/---

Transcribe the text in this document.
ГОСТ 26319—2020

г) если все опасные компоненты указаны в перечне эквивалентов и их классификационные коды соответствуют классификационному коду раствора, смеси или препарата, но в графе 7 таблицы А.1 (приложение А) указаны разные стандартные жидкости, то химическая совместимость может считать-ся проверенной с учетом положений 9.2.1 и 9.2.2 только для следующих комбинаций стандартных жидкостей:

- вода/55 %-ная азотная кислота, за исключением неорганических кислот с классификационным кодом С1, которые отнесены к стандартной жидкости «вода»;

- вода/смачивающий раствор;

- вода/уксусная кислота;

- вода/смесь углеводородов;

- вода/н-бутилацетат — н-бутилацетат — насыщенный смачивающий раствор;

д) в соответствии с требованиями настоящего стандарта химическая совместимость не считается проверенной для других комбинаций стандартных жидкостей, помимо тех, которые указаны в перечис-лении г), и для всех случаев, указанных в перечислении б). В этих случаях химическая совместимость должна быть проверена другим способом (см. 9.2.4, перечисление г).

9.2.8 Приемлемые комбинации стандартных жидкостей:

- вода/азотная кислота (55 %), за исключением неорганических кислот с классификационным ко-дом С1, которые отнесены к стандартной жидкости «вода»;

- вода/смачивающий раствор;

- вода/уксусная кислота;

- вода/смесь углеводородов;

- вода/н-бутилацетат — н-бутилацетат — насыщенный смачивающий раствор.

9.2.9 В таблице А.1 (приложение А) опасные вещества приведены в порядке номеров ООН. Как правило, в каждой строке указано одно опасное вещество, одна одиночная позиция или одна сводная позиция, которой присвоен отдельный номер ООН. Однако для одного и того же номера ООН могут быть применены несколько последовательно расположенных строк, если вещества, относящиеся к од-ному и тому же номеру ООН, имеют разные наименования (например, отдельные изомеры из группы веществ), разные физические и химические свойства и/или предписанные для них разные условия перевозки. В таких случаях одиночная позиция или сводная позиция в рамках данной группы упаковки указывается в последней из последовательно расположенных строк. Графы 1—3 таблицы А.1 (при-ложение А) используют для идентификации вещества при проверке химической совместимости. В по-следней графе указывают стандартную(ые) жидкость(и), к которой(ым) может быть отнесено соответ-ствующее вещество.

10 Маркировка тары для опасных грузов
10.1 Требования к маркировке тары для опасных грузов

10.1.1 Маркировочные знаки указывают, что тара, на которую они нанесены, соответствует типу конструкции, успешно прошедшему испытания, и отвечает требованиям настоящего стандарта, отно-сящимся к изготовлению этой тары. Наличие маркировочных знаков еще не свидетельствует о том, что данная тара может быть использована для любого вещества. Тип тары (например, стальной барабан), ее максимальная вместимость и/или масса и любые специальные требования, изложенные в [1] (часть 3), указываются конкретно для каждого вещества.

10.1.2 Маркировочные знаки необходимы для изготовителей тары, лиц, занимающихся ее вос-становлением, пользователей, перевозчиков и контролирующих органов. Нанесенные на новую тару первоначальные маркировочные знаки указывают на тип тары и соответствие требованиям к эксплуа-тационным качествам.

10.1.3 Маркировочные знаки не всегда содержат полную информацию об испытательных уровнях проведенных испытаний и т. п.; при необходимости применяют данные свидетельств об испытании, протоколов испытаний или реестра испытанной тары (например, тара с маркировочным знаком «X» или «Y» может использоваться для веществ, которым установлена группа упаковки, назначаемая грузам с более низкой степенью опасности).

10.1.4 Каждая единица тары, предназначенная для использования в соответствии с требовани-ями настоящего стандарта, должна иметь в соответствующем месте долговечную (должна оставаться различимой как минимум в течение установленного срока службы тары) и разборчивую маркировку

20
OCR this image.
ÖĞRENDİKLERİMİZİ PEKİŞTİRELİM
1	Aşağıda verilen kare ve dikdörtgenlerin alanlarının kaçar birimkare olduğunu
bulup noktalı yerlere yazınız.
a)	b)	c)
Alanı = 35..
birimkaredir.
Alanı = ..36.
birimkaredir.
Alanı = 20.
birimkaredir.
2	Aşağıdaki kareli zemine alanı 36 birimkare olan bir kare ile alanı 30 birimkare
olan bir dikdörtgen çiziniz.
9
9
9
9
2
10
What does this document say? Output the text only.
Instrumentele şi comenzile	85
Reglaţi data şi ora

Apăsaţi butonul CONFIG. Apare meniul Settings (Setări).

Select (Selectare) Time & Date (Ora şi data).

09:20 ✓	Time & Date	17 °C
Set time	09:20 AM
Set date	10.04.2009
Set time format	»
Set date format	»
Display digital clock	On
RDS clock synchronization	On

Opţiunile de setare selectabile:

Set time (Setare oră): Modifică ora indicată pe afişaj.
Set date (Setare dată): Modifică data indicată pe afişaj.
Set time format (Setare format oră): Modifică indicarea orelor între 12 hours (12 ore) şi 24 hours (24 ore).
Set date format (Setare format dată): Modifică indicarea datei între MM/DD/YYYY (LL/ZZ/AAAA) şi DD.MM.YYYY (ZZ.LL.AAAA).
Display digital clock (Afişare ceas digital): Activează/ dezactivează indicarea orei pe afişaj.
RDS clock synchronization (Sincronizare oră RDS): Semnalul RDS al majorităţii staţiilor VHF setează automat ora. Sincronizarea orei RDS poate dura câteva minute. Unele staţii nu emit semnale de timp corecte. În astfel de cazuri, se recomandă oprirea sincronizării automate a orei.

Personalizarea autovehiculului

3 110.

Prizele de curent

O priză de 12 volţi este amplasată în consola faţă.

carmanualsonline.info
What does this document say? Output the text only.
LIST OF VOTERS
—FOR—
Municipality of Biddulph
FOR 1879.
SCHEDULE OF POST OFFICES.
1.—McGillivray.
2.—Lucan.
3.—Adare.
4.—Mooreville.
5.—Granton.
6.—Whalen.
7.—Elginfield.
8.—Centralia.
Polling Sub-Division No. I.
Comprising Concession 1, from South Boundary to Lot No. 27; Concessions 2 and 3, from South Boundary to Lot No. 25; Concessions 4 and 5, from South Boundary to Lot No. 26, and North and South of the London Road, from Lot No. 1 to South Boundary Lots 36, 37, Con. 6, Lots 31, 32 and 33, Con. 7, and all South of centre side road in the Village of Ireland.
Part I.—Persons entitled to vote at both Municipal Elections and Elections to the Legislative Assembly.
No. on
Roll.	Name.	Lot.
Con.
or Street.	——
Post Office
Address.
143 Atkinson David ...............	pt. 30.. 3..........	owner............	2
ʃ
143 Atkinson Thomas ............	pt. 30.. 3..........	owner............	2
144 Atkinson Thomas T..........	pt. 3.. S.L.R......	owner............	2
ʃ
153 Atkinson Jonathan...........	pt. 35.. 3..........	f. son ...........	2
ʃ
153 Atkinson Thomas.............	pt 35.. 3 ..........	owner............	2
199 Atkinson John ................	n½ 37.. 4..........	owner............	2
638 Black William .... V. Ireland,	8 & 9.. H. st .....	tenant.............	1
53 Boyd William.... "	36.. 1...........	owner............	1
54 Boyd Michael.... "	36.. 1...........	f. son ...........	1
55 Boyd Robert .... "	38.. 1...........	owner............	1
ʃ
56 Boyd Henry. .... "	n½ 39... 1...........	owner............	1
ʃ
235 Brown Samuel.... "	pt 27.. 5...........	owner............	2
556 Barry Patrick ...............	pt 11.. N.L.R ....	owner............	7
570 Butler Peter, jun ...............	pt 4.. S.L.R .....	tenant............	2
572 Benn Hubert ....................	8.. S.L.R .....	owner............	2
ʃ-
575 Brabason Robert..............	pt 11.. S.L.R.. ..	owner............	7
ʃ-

\---

WORK TO DO: Reproduce each line verbatim.

THE RESPONSE:
Transcribe the text in this document.
ГОСТ 26319—2020

г) если все опасные компоненты указаны в перечне эквивалентов и их классификационные коды соответствуют классификационному коду раствора, смеси или препарата, но в графе 7 таблицы А.1 (приложение А) указаны разные стандартные жидкости, то химическая совместимость может считать-ся проверенной с учетом положений 9.2.1 и 9.2.2 только для следующих комбинаций стандартных жидкостей:

- вода/55 %-ная азотная кислота, за исключением неорганических кислот с классификационным кодом С1, которые отнесены к стандартной жидкости «вода»;

- вода/смачивающий раствор;

- вода/уксусная кислота;

- вода/смесь углеводородов;

- вода/н-бутилацетат — н-бутилацетат — насыщенный смачивающий раствор;

д) в соответствии с требованиями настоящего стандарта химическая совместимость не считается проверенной для других комбинаций стандартных жидкостей, помимо тех, которые указаны в перечис-лении г), и для всех случаев, указанных в перечислении б). В этих случаях химическая совместимость должна быть проверена другим способом (см. 9.2.4, перечисление г).

9.2.8 Приемлемые комбинации стандартных жидкостей:

- вода/азотная кислота (55 %), за исключением неорганических кислот с классификационным ко-дом С1, которые отнесены к стандартной жидкости «вода»;

- вода/смачивающий раствор;

- вода/уксусная кислота;

- вода/смесь углеводородов;

- вода/н-бутилацетат — н-бутилацетат — насыщенный смачивающий раствор.

9.2.9 В таблице А.1 (приложение А) опасные вещества приведены в порядке номеров ООН. Как правило, в каждой строке указано одно опасное вещество, одна одиночная позиция или одна сводная позиция, которой присвоен отдельный номер ООН. Однако для одного и того же номера ООН могут быть применены несколько последовательно расположенных строк, если вещества, относящиеся к од-ному и тому же номеру ООН, имеют разные наименования (например, отдельные изомеры из группы веществ), разные физические и химические свойства и/или предписанные для них разные условия перевозки. В таких случаях одиночная позиция или сводная позиция в рамках данной группы упаковки указывается в последней из последовательно расположенных строк. Графы 1—3 таблицы А.1 (при-ложение А) используют для идентификации вещества при проверке химической совместимости. В по-следней графе указывают стандартную(ые) жидкость(и), к которой(ым) может быть отнесено соответ-ствующее вещество.

10 Маркировка тары для опасных грузов
10.1 Требования к маркировке тары для опасных грузов

10.1.1 Маркировочные знаки указывают, что тара, на которую они нанесены, соответствует типу конструкции, успешно прошедшему испытания, и отвечает требованиям настоящего стандарта, отно-сящимся к изготовлению этой тары. Наличие маркировочных знаков еще не свидетельствует о том, что данная тара может быть использована для любого вещества. Тип тары (например, стальной барабан), ее максимальная вместимость и/или масса и любые специальные требования, изложенные в [1] (часть 3), указываются конкретно для каждого вещества.

10.1.2 Маркировочные знаки необходимы для изготовителей тары, лиц, занимающихся ее вос-становлением, пользователей, перевозчиков и контролирующих органов. Нанесенные на новую тару первоначальные маркировочные знаки указывают на тип тары и соответствие требованиям к эксплуа-тационным качествам.

10.1.3 Маркировочные знаки не всегда содержат полную информацию об испытательных уровнях проведенных испытаний и т. п.; при необходимости применяют данные свидетельств об испытании, протоколов испытаний или реестра испытанной тары (например, тара с маркировочным знаком «X» или «Y» может использоваться для веществ, которым установлена группа упаковки, назначаемая грузам с более низкой степенью опасности).

10.1.4 Каждая единица тары, предназначенная для использования в соответствии с требовани-ями настоящего стандарта, должна иметь в соответствующем месте долговечную (должна оставаться различимой как минимум в течение установленного срока службы тары) и разборчивую маркировку

20
OCR this image.
ÖĞRENDİKLERİMİZİ PEKİŞTİRELİM
1	Aşağıda verilen kare ve dikdörtgenlerin alanlarının kaçar birimkare olduğunu
bulup noktalı yerlere yazınız.
a)	b)	c)
Alanı = 35..
birimkaredir.
Alanı = ..36.
birimkaredir.
Alanı = 20.
birimkaredir.
2	Aşağıdaki kareli zemine alanı 36 birimkare olan bir kare ile alanı 30 birimkare
olan bir dikdörtgen çiziniz.
9
9
9
9
2
10
What does this document say? Output the text only.
Instrumentele şi comenzile	85
Reglaţi data şi ora

Apăsaţi butonul CONFIG. Apare meniul Settings (Setări).

Select (Selectare) Time & Date (Ora şi data).

09:20 ✓	Time & Date	17 °C
Set time	09:20 AM
Set date	10.04.2009
Set time format	»
Set date format	»
Display digital clock	On
RDS clock synchronization	On

Opţiunile de setare selectabile:

Set time (Setare oră): Modifică ora indicată pe afişaj.
Set date (Setare dată): Modifică data indicată pe afişaj.
Set time format (Setare format oră): Modifică indicarea orelor între 12 hours (12 ore) şi 24 hours (24 ore).
Set date format (Setare format dată): Modifică indicarea datei între MM/DD/YYYY (LL/ZZ/AAAA) şi DD.MM.YYYY (ZZ.LL.AAAA).
Display digital clock (Afişare ceas digital): Activează/ dezactivează indicarea orei pe afişaj.
RDS clock synchronization (Sincronizare oră RDS): Semnalul RDS al majorităţii staţiilor VHF setează automat ora. Sincronizarea orei RDS poate dura câteva minute. Unele staţii nu emit semnale de timp corecte. În astfel de cazuri, se recomandă oprirea sincronizării automate a orei.

Personalizarea autovehiculului

3 110.

Prizele de curent

O priză de 12 volţi este amplasată în consola faţă.

carmanualsonline.info
What does this document say? Output the text only.
LIST OF VOTERS
—FOR—
Municipality of Biddulph
FOR 1879.
SCHEDULE OF POST OFFICES.
1.—McGillivray.
2.—Lucan.
3.—Adare.
4.—Mooreville.
5.—Granton.
6.—Whalen.
7.—Elginfield.
8.—Centralia.
Polling Sub-Division No. I.
Comprising Concession 1, from South Boundary to Lot No. 27; Concessions 2 and 3, from South Boundary to Lot No. 25; Concessions 4 and 5, from South Boundary to Lot No. 26, and North and South of the London Road, from Lot No. 1 to South Boundary Lots 36, 37, Con. 6, Lots 31, 32 and 33, Con. 7, and all South of centre side road in the Village of Ireland.
Part I.—Persons entitled to vote at both Municipal Elections and Elections to the Legislative Assembly.
No. on
Roll.	Name.	Lot.
Con.
or Street.	——
Post Office
Address.
143 Atkinson David ...............	pt. 30.. 3..........	owner............	2
ʃ
143 Atkinson Thomas ............	pt. 30.. 3..........	owner............	2
144 Atkinson Thomas T..........	pt. 3.. S.L.R......	owner............	2
ʃ
153 Atkinson Jonathan...........	pt. 35.. 3..........	f. son ...........	2
ʃ
153 Atkinson Thomas.............	pt 35.. 3 ..........	owner............	2
199 Atkinson John ................	n½ 37.. 4..........	owner............	2
638 Black William .... V. Ireland,	8 & 9.. H. st .....	tenant.............	1
53 Boyd William.... "	36.. 1...........	owner............	1
54 Boyd Michael.... "	36.. 1...........	f. son ...........	1
55 Boyd Robert .... "	38.. 1...........	owner............	1
ʃ
56 Boyd Henry. .... "	n½ 39... 1...........	owner............	1
ʃ
235 Brown Samuel.... "	pt 27.. 5...........	owner............	2
556 Barry Patrick ...............	pt 11.. N.L.R ....	owner............	7
570 Butler Peter, jun ...............	pt 4.. S.L.R .....	tenant............	2
572 Benn Hubert ....................	8.. S.L.R .....	owner............	2
ʃ-
575 Brabason Robert..............	pt 11.. S.L.R.. ..	owner............	7
ʃ-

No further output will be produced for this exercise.